**İstek 1**:
Listede "- item-short-macciato-button[interactable]: Short" geçen satırdan "- nav-slot: [640, 470, 740, 538]" geçen satıra kadar olan satırları, bu iki satır da dahil, hiç değiştirmeden yazın.

**Seçilen metin**:
#####

Abaküs Yazılım
Vergi Dava Daireleri Kurulu
Esas No: 2020/1222
Karar No: 2020/1307
Karar Tarihi: 02.12.2020

Danıştay Vergi Dava Daireleri Kurulu 2020/1222 Esas 2020/1307 Karar Sayılı İlamı

T.C.
D A N I Ş T A Y
VERGİ DAVA DAİRELERİ KURULU
Esas No : 2020/1222
Karar No : 2020/1307

TEMYİZ EDEN (DAVALI) : … Vergi Dairesi Başkanlığı - …
(… Vergi Dairesi Müdürlüğü)
VEKİLİ : Av. …

KARŞI TARAF (DAVACI) : …
VEKİLİ : Av. …
İSTEMİN KONUSU : … Vergi Mahkemesinin, … tarih ve E:…, K:… sayılı ısrar kararının temyizen incelenerek bozulması istenilmektedir.

YARGILAMA SÜRECİ :
Dava konusu istem: Davacı adına düzenlenen … tarih ve … sayılı ödeme emrinin iptali ve ödeme emri içeriği amme alacağının kaldırılması istemiyle dava açılmıştır.

#####

**Veri kayıtları**:
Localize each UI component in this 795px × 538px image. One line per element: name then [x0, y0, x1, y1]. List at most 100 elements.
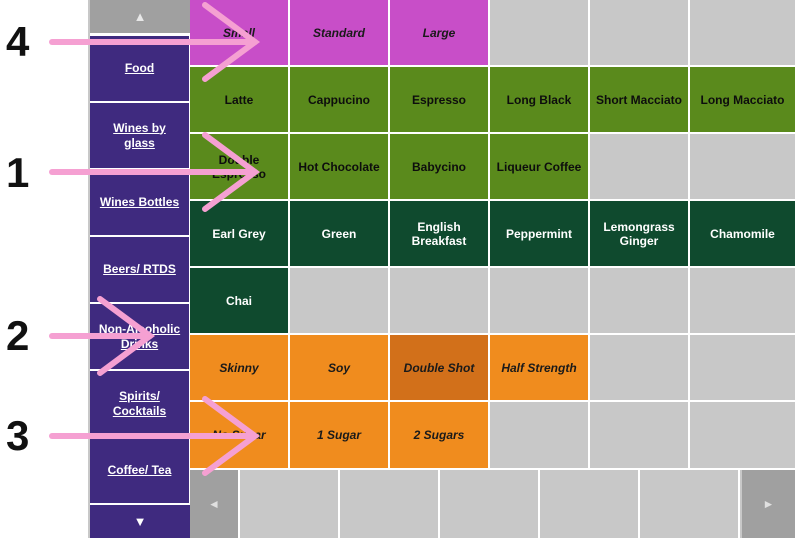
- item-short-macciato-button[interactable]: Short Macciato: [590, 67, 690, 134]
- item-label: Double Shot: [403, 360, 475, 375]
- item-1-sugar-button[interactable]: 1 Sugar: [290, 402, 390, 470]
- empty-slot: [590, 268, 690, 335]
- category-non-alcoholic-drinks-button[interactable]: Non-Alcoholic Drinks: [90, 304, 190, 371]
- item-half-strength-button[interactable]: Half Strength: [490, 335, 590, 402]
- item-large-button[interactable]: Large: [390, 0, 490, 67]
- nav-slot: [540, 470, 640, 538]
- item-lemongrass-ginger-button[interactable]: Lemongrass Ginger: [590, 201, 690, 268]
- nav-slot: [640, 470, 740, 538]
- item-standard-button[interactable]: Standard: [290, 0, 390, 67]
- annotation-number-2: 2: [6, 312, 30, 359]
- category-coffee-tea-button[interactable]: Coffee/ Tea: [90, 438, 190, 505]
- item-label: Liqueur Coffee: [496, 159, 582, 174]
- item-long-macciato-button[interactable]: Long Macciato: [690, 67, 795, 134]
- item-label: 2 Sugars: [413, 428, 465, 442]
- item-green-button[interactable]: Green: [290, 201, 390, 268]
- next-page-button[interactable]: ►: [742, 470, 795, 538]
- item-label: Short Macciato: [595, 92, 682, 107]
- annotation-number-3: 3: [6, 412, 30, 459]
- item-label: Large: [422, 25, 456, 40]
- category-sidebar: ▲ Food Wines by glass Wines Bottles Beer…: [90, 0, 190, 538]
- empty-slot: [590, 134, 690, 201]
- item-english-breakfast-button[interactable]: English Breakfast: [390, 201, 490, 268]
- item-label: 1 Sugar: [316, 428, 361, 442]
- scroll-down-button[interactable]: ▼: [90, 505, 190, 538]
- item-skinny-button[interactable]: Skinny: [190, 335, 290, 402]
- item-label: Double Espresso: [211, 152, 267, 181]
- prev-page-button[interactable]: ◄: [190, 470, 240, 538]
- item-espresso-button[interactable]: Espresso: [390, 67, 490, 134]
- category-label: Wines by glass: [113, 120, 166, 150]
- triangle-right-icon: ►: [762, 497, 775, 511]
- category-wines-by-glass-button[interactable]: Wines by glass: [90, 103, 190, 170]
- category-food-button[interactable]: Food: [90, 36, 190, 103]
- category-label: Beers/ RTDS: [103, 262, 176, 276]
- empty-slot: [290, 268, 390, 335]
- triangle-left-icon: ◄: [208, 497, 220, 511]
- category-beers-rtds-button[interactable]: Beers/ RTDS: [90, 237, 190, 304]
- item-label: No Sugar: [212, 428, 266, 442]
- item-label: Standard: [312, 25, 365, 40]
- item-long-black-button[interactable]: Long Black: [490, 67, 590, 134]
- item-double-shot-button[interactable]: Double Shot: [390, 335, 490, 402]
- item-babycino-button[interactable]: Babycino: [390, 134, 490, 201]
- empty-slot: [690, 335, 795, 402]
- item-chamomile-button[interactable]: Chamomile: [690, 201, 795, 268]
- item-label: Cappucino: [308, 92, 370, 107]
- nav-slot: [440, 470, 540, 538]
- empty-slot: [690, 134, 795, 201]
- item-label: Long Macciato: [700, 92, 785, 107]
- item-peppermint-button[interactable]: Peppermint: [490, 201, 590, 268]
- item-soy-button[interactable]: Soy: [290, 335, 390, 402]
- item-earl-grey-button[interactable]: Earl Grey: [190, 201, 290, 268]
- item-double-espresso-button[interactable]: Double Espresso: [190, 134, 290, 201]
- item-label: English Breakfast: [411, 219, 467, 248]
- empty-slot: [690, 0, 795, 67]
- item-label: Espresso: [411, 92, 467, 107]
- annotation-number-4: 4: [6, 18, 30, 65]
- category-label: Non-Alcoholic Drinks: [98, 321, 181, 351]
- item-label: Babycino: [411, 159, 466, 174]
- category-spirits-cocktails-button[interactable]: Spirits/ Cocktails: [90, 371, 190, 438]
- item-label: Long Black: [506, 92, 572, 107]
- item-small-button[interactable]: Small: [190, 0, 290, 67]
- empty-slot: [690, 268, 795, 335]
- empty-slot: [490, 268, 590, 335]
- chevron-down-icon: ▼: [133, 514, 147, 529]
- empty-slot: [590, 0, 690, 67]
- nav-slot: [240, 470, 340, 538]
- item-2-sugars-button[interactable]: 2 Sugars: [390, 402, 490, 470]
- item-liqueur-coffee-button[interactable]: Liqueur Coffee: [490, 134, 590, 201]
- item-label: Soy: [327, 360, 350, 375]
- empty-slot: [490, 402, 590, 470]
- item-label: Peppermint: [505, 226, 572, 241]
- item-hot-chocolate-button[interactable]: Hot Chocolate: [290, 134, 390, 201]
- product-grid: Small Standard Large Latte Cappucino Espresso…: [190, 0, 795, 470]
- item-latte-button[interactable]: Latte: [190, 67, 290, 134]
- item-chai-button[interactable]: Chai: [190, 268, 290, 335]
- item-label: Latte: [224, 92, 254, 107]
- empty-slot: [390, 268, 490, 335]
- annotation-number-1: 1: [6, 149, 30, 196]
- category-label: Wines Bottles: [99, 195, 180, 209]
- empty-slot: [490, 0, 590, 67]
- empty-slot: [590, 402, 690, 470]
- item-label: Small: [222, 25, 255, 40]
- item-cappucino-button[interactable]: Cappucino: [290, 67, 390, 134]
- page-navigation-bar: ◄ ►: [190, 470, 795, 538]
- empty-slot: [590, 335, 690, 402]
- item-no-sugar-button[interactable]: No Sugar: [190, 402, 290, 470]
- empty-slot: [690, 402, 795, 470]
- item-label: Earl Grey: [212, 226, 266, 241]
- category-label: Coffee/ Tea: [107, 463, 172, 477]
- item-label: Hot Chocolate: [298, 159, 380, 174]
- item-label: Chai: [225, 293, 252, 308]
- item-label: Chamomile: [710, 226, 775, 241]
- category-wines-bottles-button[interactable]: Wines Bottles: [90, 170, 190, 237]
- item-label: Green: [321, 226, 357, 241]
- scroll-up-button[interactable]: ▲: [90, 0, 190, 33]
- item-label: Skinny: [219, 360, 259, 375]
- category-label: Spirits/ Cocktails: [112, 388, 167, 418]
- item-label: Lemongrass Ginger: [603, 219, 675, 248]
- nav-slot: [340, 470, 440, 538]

#####

**İstek 2**:
Danıştay kararının tarihi nedir?

**Çözüm 1**:
- item-short-macciato-button[interactable]: Short Macciato: [590, 67, 690, 134]
- item-label: Double Shot: [403, 360, 475, 375]
- item-1-sugar-button[interactable]: 1 Sugar: [290, 402, 390, 470]
- empty-slot: [590, 268, 690, 335]
- category-non-alcoholic-drinks-button[interactable]: Non-Alcoholic Drinks: [90, 304, 190, 371]
- item-half-strength-button[interactable]: Half Strength: [490, 335, 590, 402]
- item-large-button[interactable]: Large: [390, 0, 490, 67]
- nav-slot: [540, 470, 640, 538]
- item-lemongrass-ginger-button[interactable]: Lemongrass Ginger: [590, 201, 690, 268]
- nav-slot: [640, 470, 740, 538]

**Çözüm 2**:
02.12.2020